### Given data
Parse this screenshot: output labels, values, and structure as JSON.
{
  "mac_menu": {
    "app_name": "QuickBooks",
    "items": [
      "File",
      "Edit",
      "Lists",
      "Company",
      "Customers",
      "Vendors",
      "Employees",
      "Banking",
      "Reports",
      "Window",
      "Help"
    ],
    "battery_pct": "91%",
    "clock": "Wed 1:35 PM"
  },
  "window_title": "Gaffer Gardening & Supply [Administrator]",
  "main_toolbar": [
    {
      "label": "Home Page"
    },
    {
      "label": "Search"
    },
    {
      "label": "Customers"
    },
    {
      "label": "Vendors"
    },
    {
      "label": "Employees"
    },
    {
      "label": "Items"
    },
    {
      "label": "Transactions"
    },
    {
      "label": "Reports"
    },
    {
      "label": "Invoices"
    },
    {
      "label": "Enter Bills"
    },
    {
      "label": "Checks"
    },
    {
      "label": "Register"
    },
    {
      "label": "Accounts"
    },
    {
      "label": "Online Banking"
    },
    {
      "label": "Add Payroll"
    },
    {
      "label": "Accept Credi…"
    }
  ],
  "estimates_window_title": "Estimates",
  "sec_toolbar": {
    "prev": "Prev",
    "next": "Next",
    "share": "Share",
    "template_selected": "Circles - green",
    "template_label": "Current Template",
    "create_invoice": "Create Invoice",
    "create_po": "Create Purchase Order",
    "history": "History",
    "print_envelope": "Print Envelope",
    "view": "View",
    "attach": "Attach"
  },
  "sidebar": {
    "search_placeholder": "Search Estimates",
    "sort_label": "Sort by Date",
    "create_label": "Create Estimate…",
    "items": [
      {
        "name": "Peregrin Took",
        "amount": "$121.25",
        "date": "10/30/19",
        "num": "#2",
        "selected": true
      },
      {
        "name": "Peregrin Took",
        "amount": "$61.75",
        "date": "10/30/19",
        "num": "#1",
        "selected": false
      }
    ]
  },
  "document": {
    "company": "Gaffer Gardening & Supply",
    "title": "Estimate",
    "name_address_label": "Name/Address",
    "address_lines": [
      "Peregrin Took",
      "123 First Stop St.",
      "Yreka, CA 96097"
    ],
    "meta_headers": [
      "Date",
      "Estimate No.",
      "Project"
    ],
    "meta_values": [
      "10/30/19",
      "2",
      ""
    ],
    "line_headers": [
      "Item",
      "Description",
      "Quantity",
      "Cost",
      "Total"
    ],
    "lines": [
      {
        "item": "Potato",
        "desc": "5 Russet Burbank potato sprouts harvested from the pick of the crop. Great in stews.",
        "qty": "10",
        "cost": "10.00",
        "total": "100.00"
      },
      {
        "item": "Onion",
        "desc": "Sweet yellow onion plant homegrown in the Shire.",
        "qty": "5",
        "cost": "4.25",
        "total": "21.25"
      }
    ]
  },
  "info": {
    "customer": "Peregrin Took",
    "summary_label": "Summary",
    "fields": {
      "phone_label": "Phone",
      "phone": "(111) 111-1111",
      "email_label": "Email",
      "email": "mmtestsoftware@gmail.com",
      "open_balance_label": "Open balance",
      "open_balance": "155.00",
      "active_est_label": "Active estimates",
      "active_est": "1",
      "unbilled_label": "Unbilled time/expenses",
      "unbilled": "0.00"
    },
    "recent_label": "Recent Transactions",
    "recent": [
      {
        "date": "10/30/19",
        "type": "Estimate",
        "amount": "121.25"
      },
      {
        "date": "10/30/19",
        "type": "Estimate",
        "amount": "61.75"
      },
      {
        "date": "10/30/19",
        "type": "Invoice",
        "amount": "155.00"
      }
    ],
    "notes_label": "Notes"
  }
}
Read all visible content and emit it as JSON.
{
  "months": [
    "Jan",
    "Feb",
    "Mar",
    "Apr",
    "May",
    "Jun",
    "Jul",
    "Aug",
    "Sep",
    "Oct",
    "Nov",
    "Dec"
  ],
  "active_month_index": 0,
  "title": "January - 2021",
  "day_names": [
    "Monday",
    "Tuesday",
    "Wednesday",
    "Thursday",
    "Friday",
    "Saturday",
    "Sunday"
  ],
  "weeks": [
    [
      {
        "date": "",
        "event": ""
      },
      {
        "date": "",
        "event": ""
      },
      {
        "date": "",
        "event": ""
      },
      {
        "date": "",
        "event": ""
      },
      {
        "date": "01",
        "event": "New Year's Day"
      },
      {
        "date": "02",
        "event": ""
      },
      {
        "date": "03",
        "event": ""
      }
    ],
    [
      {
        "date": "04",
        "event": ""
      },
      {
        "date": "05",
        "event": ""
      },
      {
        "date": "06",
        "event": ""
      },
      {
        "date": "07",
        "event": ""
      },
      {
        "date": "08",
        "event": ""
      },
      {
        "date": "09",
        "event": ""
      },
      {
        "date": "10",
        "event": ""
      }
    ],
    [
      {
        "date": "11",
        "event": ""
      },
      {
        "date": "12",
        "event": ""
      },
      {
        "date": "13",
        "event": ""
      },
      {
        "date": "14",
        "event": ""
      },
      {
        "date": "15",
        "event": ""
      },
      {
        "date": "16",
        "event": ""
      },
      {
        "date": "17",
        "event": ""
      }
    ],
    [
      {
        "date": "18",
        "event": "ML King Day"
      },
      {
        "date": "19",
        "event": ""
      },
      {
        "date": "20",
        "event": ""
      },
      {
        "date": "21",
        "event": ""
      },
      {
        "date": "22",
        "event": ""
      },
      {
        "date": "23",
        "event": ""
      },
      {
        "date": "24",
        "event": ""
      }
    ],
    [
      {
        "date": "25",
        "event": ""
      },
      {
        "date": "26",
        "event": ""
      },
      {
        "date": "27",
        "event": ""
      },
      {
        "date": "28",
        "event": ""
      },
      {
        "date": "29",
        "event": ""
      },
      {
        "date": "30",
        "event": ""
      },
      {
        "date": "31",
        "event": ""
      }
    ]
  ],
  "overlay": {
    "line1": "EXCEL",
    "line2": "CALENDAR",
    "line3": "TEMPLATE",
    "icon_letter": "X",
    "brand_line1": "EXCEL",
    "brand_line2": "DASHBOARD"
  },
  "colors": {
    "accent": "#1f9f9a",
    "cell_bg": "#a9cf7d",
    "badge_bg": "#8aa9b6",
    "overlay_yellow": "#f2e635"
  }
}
######
● **Prompt**: Your task is to transcribe the listing above in full, exactly as given.

● **Answer below**:
Parse this screenshot: output labels, values, and structure as JSON.
{
  "mac_menu": {
    "app_name": "QuickBooks",
    "items": [
      "File",
      "Edit",
      "Lists",
      "Company",
      "Customers",
      "Vendors",
      "Employees",
      "Banking",
      "Reports",
      "Window",
      "Help"
    ],
    "battery_pct": "91%",
    "clock": "Wed 1:35 PM"
  },
  "window_title": "Gaffer Gardening & Supply [Administrator]",
  "main_toolbar": [
    {
      "label": "Home Page"
    },
    {
      "label": "Search"
    },
    {
      "label": "Customers"
    },
    {
      "label": "Vendors"
    },
    {
      "label": "Employees"
    },
    {
      "label": "Items"
    },
    {
      "label": "Transactions"
    },
    {
      "label": "Reports"
    },
    {
      "label": "Invoices"
    },
    {
      "label": "Enter Bills"
    },
    {
      "label": "Checks"
    },
    {
      "label": "Register"
    },
    {
      "label": "Accounts"
    },
    {
      "label": "Online Banking"
    },
    {
      "label": "Add Payroll"
    },
    {
      "label": "Accept Credi…"
    }
  ],
  "estimates_window_title": "Estimates",
  "sec_toolbar": {
    "prev": "Prev",
    "next": "Next",
    "share": "Share",
    "template_selected": "Circles - green",
    "template_label": "Current Template",
    "create_invoice": "Create Invoice",
    "create_po": "Create Purchase Order",
    "history": "History",
    "print_envelope": "Print Envelope",
    "view": "View",
    "attach": "Attach"
  },
  "sidebar": {
    "search_placeholder": "Search Estimates",
    "sort_label": "Sort by Date",
    "create_label": "Create Estimate…",
    "items": [
      {
        "name": "Peregrin Took",
        "amount": "$121.25",
        "date": "10/30/19",
        "num": "#2",
        "selected": true
      },
      {
        "name": "Peregrin Took",
        "amount": "$61.75",
        "date": "10/30/19",
        "num": "#1",
        "selected": false
      }
    ]
  },
  "document": {
    "company": "Gaffer Gardening & Supply",
    "title": "Estimate",
    "name_address_label": "Name/Address",
    "address_lines": [
      "Peregrin Took",
      "123 First Stop St.",
      "Yreka, CA 96097"
    ],
    "meta_headers": [
      "Date",
      "Estimate No.",
      "Project"
    ],
    "meta_values": [
      "10/30/19",
      "2",
      ""
    ],
    "line_headers": [
      "Item",
      "Description",
      "Quantity",
      "Cost",
      "Total"
    ],
    "lines": [
      {
        "item": "Potato",
        "desc": "5 Russet Burbank potato sprouts harvested from the pick of the crop. Great in stews.",
        "qty": "10",
        "cost": "10.00",
        "total": "100.00"
      },
      {
        "item": "Onion",
        "desc": "Sweet yellow onion plant homegrown in the Shire.",
        "qty": "5",
        "cost": "4.25",
        "total": "21.25"
      }
    ]
  },
  "info": {
    "customer": "Peregrin Took",
    "summary_label": "Summary",
    "fields": {
      "phone_label": "Phone",
      "phone": "(111) 111-1111",
      "email_label": "Email",
      "email": "mmtestsoftware@gmail.com",
      "open_balance_label": "Open balance",
      "open_balance": "155.00",
      "active_est_label": "Active estimates",
      "active_est": "1",
      "unbilled_label": "Unbilled time/expenses",
      "unbilled": "0.00"
    },
    "recent_label": "Recent Transactions",
    "recent": [
      {
        "date": "10/30/19",
        "type": "Estimate",
        "amount": "121.25"
      },
      {
        "date": "10/30/19",
        "type": "Estimate",
        "amount": "61.75"
      },
      {
        "date": "10/30/19",
        "type": "Invoice",
        "amount": "155.00"
      }
    ],
    "notes_label": "Notes"
  }
}
Read all visible content and emit it as JSON.
{
  "months": [
    "Jan",
    "Feb",
    "Mar",
    "Apr",
    "May",
    "Jun",
    "Jul",
    "Aug",
    "Sep",
    "Oct",
    "Nov",
    "Dec"
  ],
  "active_month_index": 0,
  "title": "January - 2021",
  "day_names": [
    "Monday",
    "Tuesday",
    "Wednesday",
    "Thursday",
    "Friday",
    "Saturday",
    "Sunday"
  ],
  "weeks": [
    [
      {
        "date": "",
        "event": ""
      },
      {
        "date": "",
        "event": ""
      },
      {
        "date": "",
        "event": ""
      },
      {
        "date": "",
        "event": ""
      },
      {
        "date": "01",
        "event": "New Year's Day"
      },
      {
        "date": "02",
        "event": ""
      },
      {
        "date": "03",
        "event": ""
      }
    ],
    [
      {
        "date": "04",
        "event": ""
      },
      {
        "date": "05",
        "event": ""
      },
      {
        "date": "06",
        "event": ""
      },
      {
        "date": "07",
        "event": ""
      },
      {
        "date": "08",
        "event": ""
      },
      {
        "date": "09",
        "event": ""
      },
      {
        "date": "10",
        "event": ""
      }
    ],
    [
      {
        "date": "11",
        "event": ""
      },
      {
        "date": "12",
        "event": ""
      },
      {
        "date": "13",
        "event": ""
      },
      {
        "date": "14",
        "event": ""
      },
      {
        "date": "15",
        "event": ""
      },
      {
        "date": "16",
        "event": ""
      },
      {
        "date": "17",
        "event": ""
      }
    ],
    [
      {
        "date": "18",
        "event": "ML King Day"
      },
      {
        "date": "19",
        "event": ""
      },
      {
        "date": "20",
        "event": ""
      },
      {
        "date": "21",
        "event": ""
      },
      {
        "date": "22",
        "event": ""
      },
      {
        "date": "23",
        "event": ""
      },
      {
        "date": "24",
        "event": ""
      }
    ],
    [
      {
        "date": "25",
        "event": ""
      },
      {
        "date": "26",
        "event": ""
      },
      {
        "date": "27",
        "event": ""
      },
      {
        "date": "28",
        "event": ""
      },
      {
        "date": "29",
        "event": ""
      },
      {
        "date": "30",
        "event": ""
      },
      {
        "date": "31",
        "event": ""
      }
    ]
  ],
  "overlay": {
    "line1": "EXCEL",
    "line2": "CALENDAR",
    "line3": "TEMPLATE",
    "icon_letter": "X",
    "brand_line1": "EXCEL",
    "brand_line2": "DASHBOARD"
  },
  "colors": {
    "accent": "#1f9f9a",
    "cell_bg": "#a9cf7d",
    "badge_bg": "#8aa9b6",
    "overlay_yellow": "#f2e635"
  }
}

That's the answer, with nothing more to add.